• WRITTEN EXERCISE: Repeat each line exactly as it is written.

[Records excerpted from a collection]
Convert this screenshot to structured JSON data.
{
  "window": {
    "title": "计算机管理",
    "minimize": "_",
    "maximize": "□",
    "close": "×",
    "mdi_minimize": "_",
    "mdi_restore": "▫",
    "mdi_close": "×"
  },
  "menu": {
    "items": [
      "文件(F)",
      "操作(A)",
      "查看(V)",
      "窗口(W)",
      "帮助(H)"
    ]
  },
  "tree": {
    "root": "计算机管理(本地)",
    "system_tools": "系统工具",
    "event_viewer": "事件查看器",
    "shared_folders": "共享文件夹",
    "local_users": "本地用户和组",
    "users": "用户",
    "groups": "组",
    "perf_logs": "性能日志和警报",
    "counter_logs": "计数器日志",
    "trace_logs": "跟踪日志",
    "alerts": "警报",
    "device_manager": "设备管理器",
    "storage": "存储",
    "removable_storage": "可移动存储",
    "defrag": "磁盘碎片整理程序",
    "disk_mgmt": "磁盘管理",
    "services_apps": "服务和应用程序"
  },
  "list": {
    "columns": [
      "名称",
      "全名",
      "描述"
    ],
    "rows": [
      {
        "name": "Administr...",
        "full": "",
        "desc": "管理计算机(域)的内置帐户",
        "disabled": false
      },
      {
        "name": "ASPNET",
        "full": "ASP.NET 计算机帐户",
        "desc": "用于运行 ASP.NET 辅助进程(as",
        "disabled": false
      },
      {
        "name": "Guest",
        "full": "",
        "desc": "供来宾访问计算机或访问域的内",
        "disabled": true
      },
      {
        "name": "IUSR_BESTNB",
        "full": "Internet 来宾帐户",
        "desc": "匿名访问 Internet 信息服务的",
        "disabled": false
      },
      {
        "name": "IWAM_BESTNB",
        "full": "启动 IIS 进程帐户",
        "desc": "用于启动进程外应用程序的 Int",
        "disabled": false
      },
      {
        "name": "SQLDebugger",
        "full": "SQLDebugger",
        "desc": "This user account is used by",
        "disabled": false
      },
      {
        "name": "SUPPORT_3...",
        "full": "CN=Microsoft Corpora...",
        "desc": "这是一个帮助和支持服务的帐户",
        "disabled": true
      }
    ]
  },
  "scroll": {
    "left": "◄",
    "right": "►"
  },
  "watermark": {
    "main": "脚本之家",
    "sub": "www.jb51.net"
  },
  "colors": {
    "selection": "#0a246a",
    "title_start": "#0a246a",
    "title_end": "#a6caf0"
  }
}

• COMPLETED TASK:
Convert this screenshot to structured JSON data.
{
  "window": {
    "title": "计算机管理",
    "minimize": "_",
    "maximize": "□",
    "close": "×",
    "mdi_minimize": "_",
    "mdi_restore": "▫",
    "mdi_close": "×"
  },
  "menu": {
    "items": [
      "文件(F)",
      "操作(A)",
      "查看(V)",
      "窗口(W)",
      "帮助(H)"
    ]
  },
  "tree": {
    "root": "计算机管理(本地)",
    "system_tools": "系统工具",
    "event_viewer": "事件查看器",
    "shared_folders": "共享文件夹",
    "local_users": "本地用户和组",
    "users": "用户",
    "groups": "组",
    "perf_logs": "性能日志和警报",
    "counter_logs": "计数器日志",
    "trace_logs": "跟踪日志",
    "alerts": "警报",
    "device_manager": "设备管理器",
    "storage": "存储",
    "removable_storage": "可移动存储",
    "defrag": "磁盘碎片整理程序",
    "disk_mgmt": "磁盘管理",
    "services_apps": "服务和应用程序"
  },
  "list": {
    "columns": [
      "名称",
      "全名",
      "描述"
    ],
    "rows": [
      {
        "name": "Administr...",
        "full": "",
        "desc": "管理计算机(域)的内置帐户",
        "disabled": false
      },
      {
        "name": "ASPNET",
        "full": "ASP.NET 计算机帐户",
        "desc": "用于运行 ASP.NET 辅助进程(as",
        "disabled": false
      },
      {
        "name": "Guest",
        "full": "",
        "desc": "供来宾访问计算机或访问域的内",
        "disabled": true
      },
      {
        "name": "IUSR_BESTNB",
        "full": "Internet 来宾帐户",
        "desc": "匿名访问 Internet 信息服务的",
        "disabled": false
      },
      {
        "name": "IWAM_BESTNB",
        "full": "启动 IIS 进程帐户",
        "desc": "用于启动进程外应用程序的 Int",
        "disabled": false
      },
      {
        "name": "SQLDebugger",
        "full": "SQLDebugger",
        "desc": "This user account is used by",
        "disabled": false
      },
      {
        "name": "SUPPORT_3...",
        "full": "CN=Microsoft Corpora...",
        "desc": "这是一个帮助和支持服务的帐户",
        "disabled": true
      }
    ]
  },
  "scroll": {
    "left": "◄",
    "right": "►"
  },
  "watermark": {
    "main": "脚本之家",
    "sub": "www.jb51.net"
  },
  "colors": {
    "selection": "#0a246a",
    "title_start": "#0a246a",
    "title_end": "#a6caf0"
  }
}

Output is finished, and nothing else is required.